• Your objective: From the records below, give the number of lines that contain the string "structure", without any other text.
BEGIN Available records
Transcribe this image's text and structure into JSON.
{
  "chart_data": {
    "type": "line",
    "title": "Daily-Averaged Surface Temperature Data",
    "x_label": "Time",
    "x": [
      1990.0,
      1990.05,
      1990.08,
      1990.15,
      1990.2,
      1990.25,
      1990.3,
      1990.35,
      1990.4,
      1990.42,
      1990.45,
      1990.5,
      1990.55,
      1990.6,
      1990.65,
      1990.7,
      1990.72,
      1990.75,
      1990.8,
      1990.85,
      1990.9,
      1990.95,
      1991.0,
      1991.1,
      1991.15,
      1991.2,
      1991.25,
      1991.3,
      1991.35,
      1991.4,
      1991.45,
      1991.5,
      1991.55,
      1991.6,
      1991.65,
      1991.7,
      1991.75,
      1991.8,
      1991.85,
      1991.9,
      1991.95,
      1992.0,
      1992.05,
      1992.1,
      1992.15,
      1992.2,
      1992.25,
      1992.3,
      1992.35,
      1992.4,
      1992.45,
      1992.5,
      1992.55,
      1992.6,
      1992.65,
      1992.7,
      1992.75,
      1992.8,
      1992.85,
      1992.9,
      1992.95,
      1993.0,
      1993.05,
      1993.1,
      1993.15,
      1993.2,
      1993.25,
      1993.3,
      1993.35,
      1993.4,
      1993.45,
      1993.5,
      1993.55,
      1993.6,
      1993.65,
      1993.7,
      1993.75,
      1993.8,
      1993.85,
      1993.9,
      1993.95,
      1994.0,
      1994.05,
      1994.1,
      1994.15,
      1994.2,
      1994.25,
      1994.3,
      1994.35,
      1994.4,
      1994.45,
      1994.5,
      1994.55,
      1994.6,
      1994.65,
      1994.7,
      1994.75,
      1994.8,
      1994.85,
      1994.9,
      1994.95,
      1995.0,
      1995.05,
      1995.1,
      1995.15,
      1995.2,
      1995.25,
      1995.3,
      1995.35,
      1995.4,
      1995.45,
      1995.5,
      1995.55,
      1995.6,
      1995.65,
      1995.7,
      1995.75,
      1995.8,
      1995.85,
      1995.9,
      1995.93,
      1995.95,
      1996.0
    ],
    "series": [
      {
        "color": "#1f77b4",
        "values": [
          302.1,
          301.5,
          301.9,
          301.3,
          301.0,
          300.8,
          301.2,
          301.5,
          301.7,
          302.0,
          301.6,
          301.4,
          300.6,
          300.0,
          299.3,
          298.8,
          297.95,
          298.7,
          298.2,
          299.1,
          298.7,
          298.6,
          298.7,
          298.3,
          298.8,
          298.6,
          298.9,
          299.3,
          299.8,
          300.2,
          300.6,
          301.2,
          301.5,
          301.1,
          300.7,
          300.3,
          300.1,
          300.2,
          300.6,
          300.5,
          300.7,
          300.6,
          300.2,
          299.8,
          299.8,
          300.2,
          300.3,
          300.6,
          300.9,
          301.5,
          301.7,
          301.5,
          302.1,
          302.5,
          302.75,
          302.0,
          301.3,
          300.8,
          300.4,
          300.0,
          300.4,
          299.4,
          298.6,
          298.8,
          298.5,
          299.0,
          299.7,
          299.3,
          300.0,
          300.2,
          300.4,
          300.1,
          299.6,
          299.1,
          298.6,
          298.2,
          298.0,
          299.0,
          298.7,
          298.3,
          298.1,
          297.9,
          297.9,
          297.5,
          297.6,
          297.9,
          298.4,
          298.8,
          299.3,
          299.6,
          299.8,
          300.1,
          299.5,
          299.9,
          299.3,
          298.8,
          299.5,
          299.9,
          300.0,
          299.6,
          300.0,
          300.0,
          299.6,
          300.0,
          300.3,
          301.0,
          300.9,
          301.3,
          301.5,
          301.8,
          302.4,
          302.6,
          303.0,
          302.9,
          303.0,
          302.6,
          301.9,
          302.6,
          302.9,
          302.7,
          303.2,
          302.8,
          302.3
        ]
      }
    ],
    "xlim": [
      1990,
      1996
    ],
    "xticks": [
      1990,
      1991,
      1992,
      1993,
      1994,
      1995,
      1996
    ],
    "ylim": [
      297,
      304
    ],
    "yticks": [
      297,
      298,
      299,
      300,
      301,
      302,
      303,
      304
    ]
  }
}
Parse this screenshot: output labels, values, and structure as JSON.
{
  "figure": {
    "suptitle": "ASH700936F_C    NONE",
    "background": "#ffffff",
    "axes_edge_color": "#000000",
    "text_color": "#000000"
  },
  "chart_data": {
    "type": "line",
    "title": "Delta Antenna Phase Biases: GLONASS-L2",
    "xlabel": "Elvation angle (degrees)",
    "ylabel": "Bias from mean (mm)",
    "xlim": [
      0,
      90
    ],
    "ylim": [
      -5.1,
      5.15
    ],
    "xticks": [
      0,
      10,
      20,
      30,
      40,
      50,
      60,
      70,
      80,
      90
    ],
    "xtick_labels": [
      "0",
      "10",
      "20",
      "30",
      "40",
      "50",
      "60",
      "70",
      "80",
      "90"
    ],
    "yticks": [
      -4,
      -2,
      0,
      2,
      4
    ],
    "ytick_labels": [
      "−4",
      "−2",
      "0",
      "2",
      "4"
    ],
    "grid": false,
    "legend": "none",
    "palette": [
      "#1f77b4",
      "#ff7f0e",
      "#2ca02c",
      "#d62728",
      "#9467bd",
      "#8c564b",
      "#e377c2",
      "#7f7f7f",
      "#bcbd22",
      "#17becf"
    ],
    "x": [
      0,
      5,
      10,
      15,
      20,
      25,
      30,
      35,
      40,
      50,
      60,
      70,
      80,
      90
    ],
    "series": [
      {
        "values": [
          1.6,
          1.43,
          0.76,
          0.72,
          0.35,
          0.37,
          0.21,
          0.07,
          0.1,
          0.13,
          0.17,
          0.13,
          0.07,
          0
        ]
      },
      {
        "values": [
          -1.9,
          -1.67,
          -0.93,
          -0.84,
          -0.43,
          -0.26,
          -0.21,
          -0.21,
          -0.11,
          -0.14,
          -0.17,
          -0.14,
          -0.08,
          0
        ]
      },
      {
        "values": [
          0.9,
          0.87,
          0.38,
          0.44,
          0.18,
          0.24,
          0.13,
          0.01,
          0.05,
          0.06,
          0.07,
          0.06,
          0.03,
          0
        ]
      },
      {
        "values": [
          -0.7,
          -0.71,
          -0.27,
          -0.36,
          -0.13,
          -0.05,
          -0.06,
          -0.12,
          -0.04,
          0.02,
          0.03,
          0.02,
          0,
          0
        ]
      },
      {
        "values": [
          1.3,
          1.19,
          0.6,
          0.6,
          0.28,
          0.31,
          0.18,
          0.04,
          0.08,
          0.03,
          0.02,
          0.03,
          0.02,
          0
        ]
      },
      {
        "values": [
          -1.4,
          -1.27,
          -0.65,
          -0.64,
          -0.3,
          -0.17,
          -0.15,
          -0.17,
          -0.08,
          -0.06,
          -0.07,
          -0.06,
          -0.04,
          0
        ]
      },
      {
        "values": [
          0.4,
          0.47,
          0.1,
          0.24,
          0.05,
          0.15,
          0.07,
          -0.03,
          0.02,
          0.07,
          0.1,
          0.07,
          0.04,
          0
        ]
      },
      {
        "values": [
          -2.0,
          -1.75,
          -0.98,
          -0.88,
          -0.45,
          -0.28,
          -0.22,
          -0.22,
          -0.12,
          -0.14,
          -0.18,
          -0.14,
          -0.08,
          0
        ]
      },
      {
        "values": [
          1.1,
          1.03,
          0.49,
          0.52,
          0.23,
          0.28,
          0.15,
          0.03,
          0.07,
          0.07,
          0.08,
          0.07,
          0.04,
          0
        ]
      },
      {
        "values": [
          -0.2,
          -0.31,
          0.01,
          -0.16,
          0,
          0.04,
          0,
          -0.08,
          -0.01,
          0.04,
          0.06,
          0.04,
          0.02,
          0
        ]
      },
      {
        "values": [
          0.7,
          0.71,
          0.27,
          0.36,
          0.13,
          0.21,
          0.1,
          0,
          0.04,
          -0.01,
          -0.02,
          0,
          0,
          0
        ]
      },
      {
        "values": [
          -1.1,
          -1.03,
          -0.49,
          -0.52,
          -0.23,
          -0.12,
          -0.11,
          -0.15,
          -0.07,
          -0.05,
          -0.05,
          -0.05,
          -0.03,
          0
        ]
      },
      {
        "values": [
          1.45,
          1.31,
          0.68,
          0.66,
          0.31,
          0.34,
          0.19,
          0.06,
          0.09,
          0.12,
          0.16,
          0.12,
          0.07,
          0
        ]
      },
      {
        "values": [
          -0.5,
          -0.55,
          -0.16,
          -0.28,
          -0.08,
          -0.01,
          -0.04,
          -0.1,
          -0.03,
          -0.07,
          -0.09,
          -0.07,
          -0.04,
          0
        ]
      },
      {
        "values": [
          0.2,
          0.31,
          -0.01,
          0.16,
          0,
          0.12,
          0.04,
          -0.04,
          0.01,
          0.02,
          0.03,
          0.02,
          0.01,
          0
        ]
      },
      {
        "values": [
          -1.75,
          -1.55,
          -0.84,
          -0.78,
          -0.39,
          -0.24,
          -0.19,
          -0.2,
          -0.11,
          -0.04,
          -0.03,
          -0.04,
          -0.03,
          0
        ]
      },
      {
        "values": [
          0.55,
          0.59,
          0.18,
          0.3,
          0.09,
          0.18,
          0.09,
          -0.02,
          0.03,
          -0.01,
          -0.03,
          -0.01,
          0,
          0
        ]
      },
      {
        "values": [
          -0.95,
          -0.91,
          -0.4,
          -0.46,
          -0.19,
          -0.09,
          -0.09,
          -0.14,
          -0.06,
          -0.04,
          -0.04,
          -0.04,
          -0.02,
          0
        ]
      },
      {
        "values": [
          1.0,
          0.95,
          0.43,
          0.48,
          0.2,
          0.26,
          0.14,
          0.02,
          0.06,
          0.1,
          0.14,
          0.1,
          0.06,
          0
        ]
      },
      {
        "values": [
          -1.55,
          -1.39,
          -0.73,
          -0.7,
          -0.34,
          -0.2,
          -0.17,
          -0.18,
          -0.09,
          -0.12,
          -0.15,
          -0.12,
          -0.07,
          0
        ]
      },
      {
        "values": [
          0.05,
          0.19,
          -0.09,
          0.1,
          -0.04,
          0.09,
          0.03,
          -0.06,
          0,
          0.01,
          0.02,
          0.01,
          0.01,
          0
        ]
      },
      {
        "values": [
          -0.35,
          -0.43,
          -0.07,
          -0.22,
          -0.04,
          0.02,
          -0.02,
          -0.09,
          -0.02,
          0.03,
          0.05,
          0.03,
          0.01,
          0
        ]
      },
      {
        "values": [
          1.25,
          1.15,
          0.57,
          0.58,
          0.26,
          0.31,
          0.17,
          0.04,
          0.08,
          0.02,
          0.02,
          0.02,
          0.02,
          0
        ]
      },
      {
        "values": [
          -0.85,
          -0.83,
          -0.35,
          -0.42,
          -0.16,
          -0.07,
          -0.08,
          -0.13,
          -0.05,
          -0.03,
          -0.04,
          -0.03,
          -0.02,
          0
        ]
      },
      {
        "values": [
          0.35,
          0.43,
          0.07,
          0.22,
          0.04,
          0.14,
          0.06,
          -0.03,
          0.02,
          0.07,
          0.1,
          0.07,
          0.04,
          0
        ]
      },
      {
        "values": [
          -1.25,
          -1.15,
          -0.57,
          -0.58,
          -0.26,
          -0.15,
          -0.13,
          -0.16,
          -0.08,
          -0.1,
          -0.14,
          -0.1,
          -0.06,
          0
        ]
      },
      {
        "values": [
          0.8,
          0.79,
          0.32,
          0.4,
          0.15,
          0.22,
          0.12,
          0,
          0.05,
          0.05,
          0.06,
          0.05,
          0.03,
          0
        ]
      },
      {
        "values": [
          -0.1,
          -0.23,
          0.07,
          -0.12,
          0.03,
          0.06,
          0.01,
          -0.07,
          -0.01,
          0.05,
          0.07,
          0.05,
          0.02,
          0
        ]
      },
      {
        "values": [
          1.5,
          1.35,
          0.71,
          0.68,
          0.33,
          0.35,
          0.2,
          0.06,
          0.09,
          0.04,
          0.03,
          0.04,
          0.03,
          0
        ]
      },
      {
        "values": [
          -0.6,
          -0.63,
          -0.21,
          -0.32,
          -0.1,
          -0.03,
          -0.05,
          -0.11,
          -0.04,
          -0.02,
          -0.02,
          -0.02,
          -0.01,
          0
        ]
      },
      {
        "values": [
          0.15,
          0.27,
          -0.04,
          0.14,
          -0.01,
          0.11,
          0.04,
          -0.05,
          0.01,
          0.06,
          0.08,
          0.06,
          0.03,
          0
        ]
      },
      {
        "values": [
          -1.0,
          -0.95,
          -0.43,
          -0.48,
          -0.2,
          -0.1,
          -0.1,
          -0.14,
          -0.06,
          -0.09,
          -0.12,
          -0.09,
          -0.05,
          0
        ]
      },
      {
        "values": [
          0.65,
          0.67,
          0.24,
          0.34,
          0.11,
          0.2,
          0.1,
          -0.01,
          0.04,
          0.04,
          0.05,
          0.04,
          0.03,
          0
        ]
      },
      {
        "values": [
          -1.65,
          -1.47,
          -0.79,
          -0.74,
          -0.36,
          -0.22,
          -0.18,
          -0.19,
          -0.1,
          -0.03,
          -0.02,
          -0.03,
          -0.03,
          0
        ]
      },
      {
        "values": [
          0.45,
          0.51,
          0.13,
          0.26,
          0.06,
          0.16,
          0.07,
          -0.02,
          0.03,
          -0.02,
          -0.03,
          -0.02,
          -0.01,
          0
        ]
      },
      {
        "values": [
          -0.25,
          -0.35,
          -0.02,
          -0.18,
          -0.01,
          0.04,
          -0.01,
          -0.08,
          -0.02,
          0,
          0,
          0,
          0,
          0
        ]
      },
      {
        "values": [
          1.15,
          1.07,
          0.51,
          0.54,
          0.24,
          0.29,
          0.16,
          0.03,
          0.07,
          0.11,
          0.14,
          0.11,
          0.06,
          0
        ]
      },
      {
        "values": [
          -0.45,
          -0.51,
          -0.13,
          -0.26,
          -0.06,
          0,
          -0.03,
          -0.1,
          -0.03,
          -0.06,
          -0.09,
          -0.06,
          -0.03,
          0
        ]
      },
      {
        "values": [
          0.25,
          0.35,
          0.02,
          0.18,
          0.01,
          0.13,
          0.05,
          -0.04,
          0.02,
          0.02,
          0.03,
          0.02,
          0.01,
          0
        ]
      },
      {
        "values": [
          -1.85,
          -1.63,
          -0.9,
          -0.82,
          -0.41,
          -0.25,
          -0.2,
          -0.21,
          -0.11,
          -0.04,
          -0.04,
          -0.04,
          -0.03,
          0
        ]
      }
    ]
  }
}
END Available records
• Full solution: 2